--- Begin Data provided ---
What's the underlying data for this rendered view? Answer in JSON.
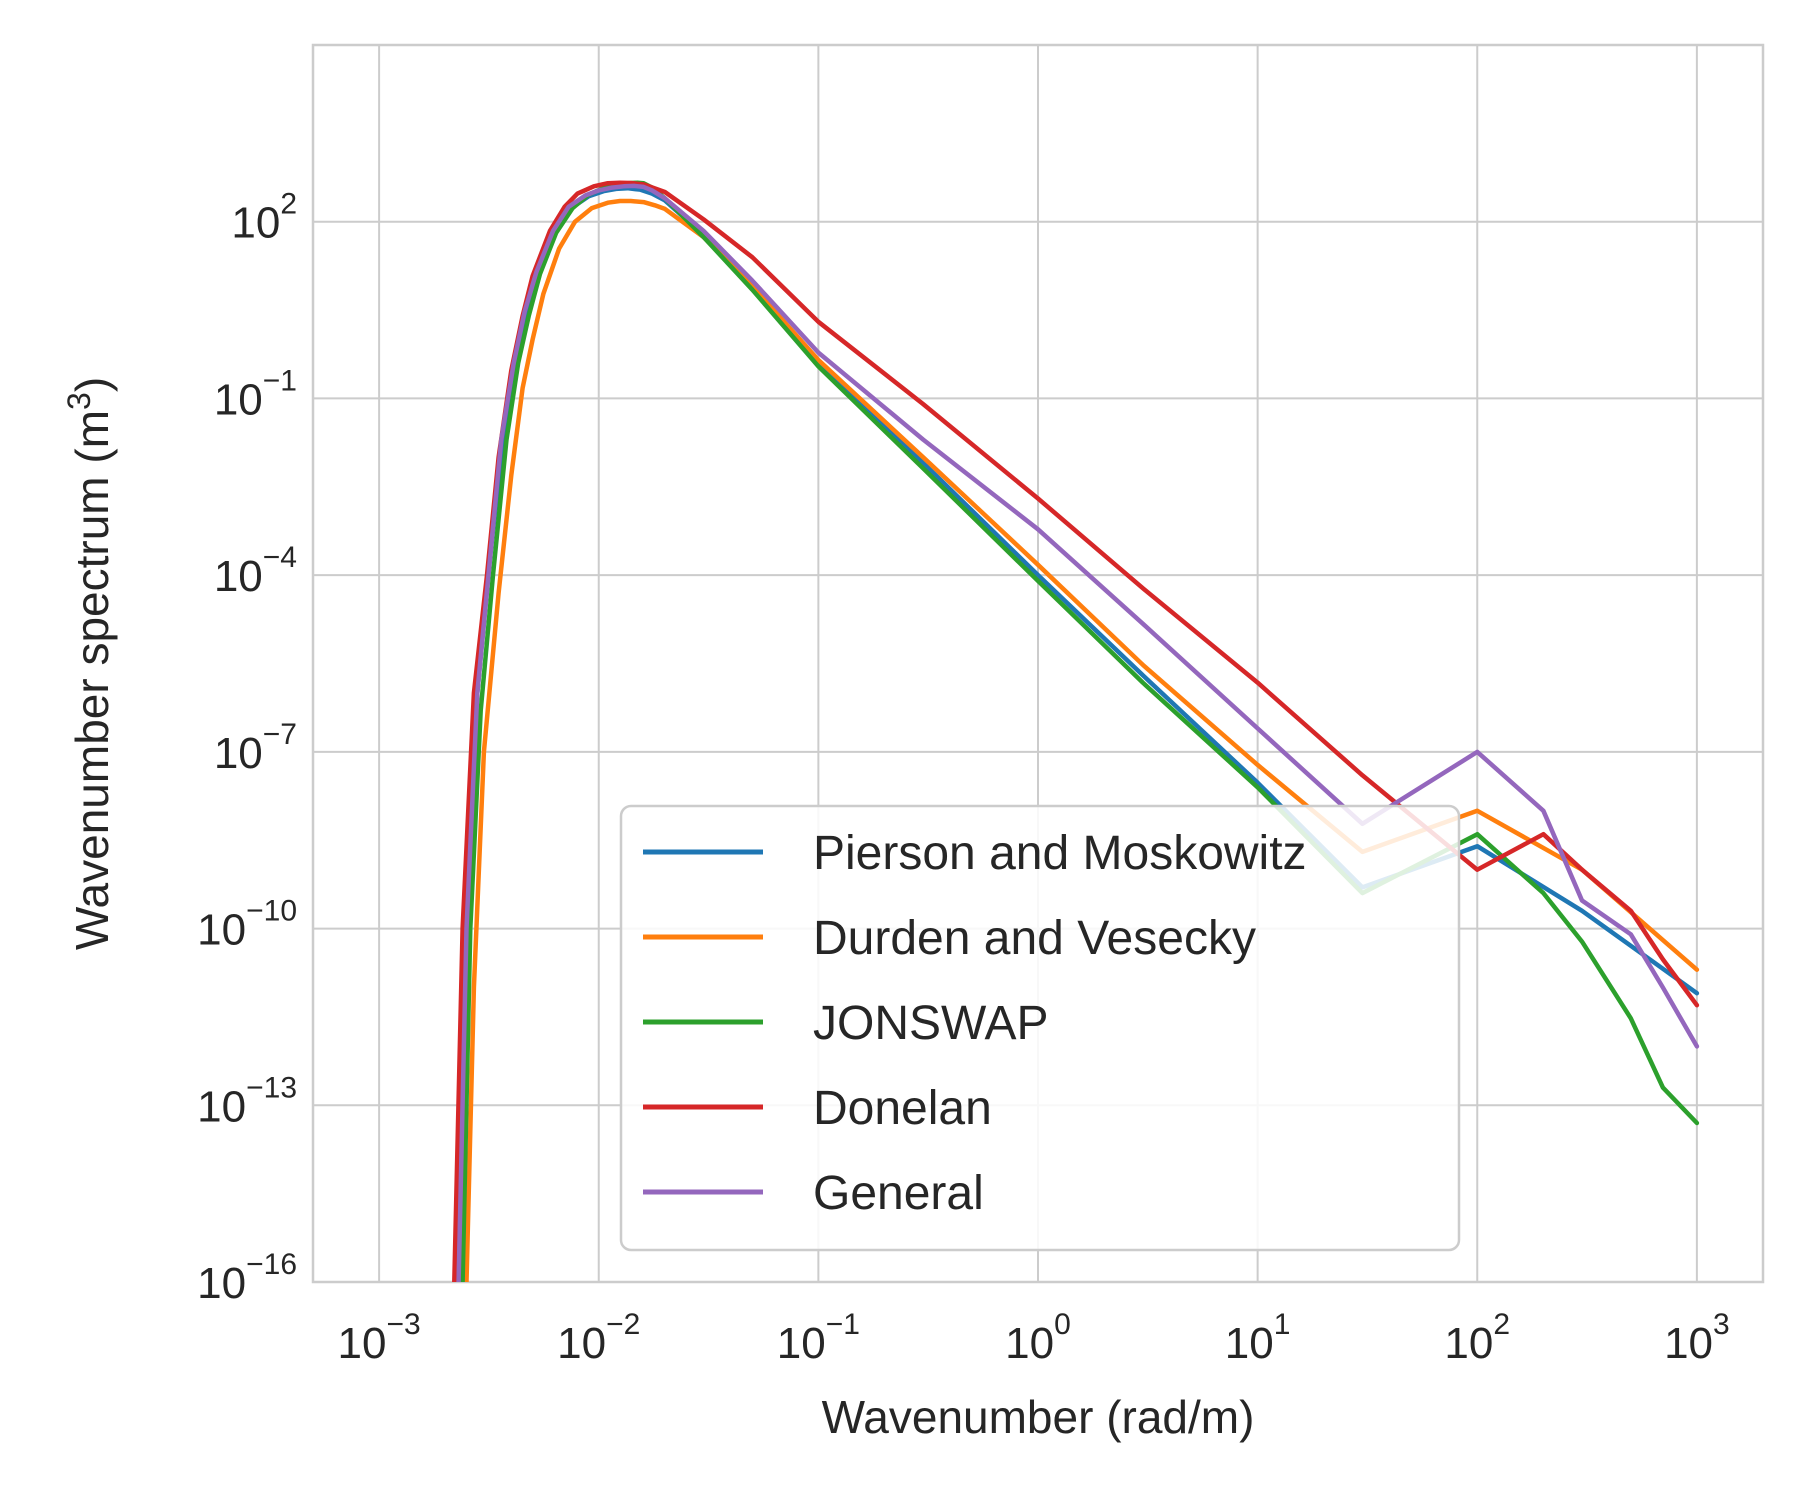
{
  "chart_data": {
    "type": "line",
    "xlabel": "Wavenumber (rad/m)",
    "ylabel": "Wavenumber spectrum (m^3)",
    "ylabel_parts": {
      "main": "Wavenumber spectrum (m",
      "sup": "3",
      "close": ")"
    },
    "xscale": "log",
    "yscale": "log",
    "xlim": [
      0.0005,
      2000
    ],
    "ylim": [
      1e-16,
      100000.0
    ],
    "grid": true,
    "legend_position": "lower-center",
    "x_ticks": [
      {
        "value": 0.001,
        "base": "10",
        "exp": "−3"
      },
      {
        "value": 0.01,
        "base": "10",
        "exp": "−2"
      },
      {
        "value": 0.1,
        "base": "10",
        "exp": "−1"
      },
      {
        "value": 1,
        "base": "10",
        "exp": "0"
      },
      {
        "value": 10,
        "base": "10",
        "exp": "1"
      },
      {
        "value": 100,
        "base": "10",
        "exp": "2"
      },
      {
        "value": 1000,
        "base": "10",
        "exp": "3"
      }
    ],
    "y_ticks": [
      {
        "value": 1e-16,
        "base": "10",
        "exp": "−16"
      },
      {
        "value": 1e-13,
        "base": "10",
        "exp": "−13"
      },
      {
        "value": 1e-10,
        "base": "10",
        "exp": "−10"
      },
      {
        "value": 1e-07,
        "base": "10",
        "exp": "−7"
      },
      {
        "value": 0.0001,
        "base": "10",
        "exp": "−4"
      },
      {
        "value": 0.1,
        "base": "10",
        "exp": "−1"
      },
      {
        "value": 100,
        "base": "10",
        "exp": "2"
      }
    ],
    "series": [
      {
        "name": "Pierson and Moskowitz",
        "color": "#1f77b4",
        "x": [
          0.0023,
          0.0025,
          0.0028,
          0.0032,
          0.0037,
          0.0042,
          0.0047,
          0.0053,
          0.0063,
          0.0075,
          0.009,
          0.0105,
          0.012,
          0.0135,
          0.0155,
          0.0175,
          0.02,
          0.03,
          0.05,
          0.1,
          0.3,
          1,
          3,
          10,
          30,
          100,
          300,
          1000
        ],
        "y": [
          1e-16,
          1e-10,
          1e-06,
          0.0002,
          0.03,
          0.5,
          3,
          15,
          70,
          170,
          270,
          330,
          360,
          370,
          350,
          300,
          230,
          60,
          8,
          0.4,
          0.008,
          0.0001,
          2e-06,
          3e-08,
          5e-10,
          2.5e-09,
          2e-10,
          8e-12
        ]
      },
      {
        "name": "Durden and Vesecky",
        "color": "#ff7f0e",
        "x": [
          0.0025,
          0.0027,
          0.003,
          0.0035,
          0.004,
          0.0045,
          0.005,
          0.0056,
          0.0066,
          0.0078,
          0.0093,
          0.011,
          0.0125,
          0.014,
          0.016,
          0.018,
          0.02,
          0.03,
          0.05,
          0.1,
          0.3,
          1,
          3,
          10,
          30,
          100,
          300,
          1000
        ],
        "y": [
          1e-16,
          1e-11,
          1e-07,
          5e-05,
          0.005,
          0.15,
          1,
          6,
          35,
          100,
          170,
          210,
          225,
          225,
          215,
          190,
          165,
          55,
          8,
          0.45,
          0.01,
          0.00015,
          3e-06,
          6e-08,
          2e-09,
          1e-08,
          1e-09,
          2e-11
        ]
      },
      {
        "name": "JONSWAP",
        "color": "#2ca02c",
        "x": [
          0.0024,
          0.0026,
          0.0029,
          0.0033,
          0.0038,
          0.0043,
          0.0048,
          0.0054,
          0.0064,
          0.0076,
          0.009,
          0.0105,
          0.012,
          0.0135,
          0.015,
          0.016,
          0.0175,
          0.02,
          0.03,
          0.05,
          0.1,
          0.3,
          1,
          3,
          10,
          30,
          100,
          200,
          300,
          500,
          700,
          1000
        ],
        "y": [
          1e-16,
          1e-10,
          5e-07,
          0.0001,
          0.02,
          0.4,
          2.5,
          13,
          65,
          170,
          290,
          370,
          420,
          450,
          460,
          450,
          380,
          250,
          55,
          7,
          0.35,
          0.0065,
          8e-05,
          1.5e-06,
          2.5e-08,
          4e-10,
          4e-09,
          4e-10,
          6e-11,
          3e-12,
          2e-13,
          5e-14
        ]
      },
      {
        "name": "Donelan",
        "color": "#d62728",
        "x": [
          0.0022,
          0.0024,
          0.0027,
          0.0031,
          0.0035,
          0.004,
          0.0045,
          0.005,
          0.006,
          0.007,
          0.008,
          0.0095,
          0.011,
          0.0125,
          0.014,
          0.016,
          0.02,
          0.03,
          0.05,
          0.1,
          0.3,
          1,
          3,
          10,
          30,
          100,
          200,
          300,
          500,
          700,
          1000
        ],
        "y": [
          1e-16,
          1e-10,
          1e-06,
          0.0001,
          0.01,
          0.3,
          2.5,
          12,
          70,
          180,
          300,
          400,
          450,
          460,
          455,
          430,
          320,
          110,
          25,
          2,
          0.08,
          0.002,
          6e-05,
          1.5e-06,
          4e-08,
          1e-09,
          4e-09,
          1e-09,
          2e-10,
          3e-11,
          5e-12
        ]
      },
      {
        "name": "General",
        "color": "#9467bd",
        "x": [
          0.0023,
          0.0025,
          0.0028,
          0.0032,
          0.0036,
          0.0041,
          0.0046,
          0.0052,
          0.0062,
          0.0073,
          0.0087,
          0.01,
          0.0115,
          0.013,
          0.0145,
          0.016,
          0.0175,
          0.02,
          0.03,
          0.05,
          0.1,
          0.3,
          1,
          3,
          10,
          30,
          100,
          200,
          300,
          500,
          700,
          1000
        ],
        "y": [
          1e-16,
          1e-10,
          1e-06,
          0.0002,
          0.02,
          0.4,
          3,
          14,
          70,
          180,
          280,
          340,
          380,
          400,
          405,
          390,
          340,
          250,
          70,
          10,
          0.6,
          0.02,
          0.0006,
          1.5e-05,
          2.5e-07,
          6e-09,
          1e-07,
          1e-08,
          3e-10,
          8e-11,
          1e-11,
          1e-12
        ]
      }
    ]
  }
}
--- End Data provided ---
■ **Instructions for the task**: Which lines contain "Wavenumber"? Copy each of them.

■ **Full answer**:
    "xlabel": "Wavenumber (rad/m)",
    "ylabel": "Wavenumber spectrum (m^3)",
      "main": "Wavenumber spectrum (m",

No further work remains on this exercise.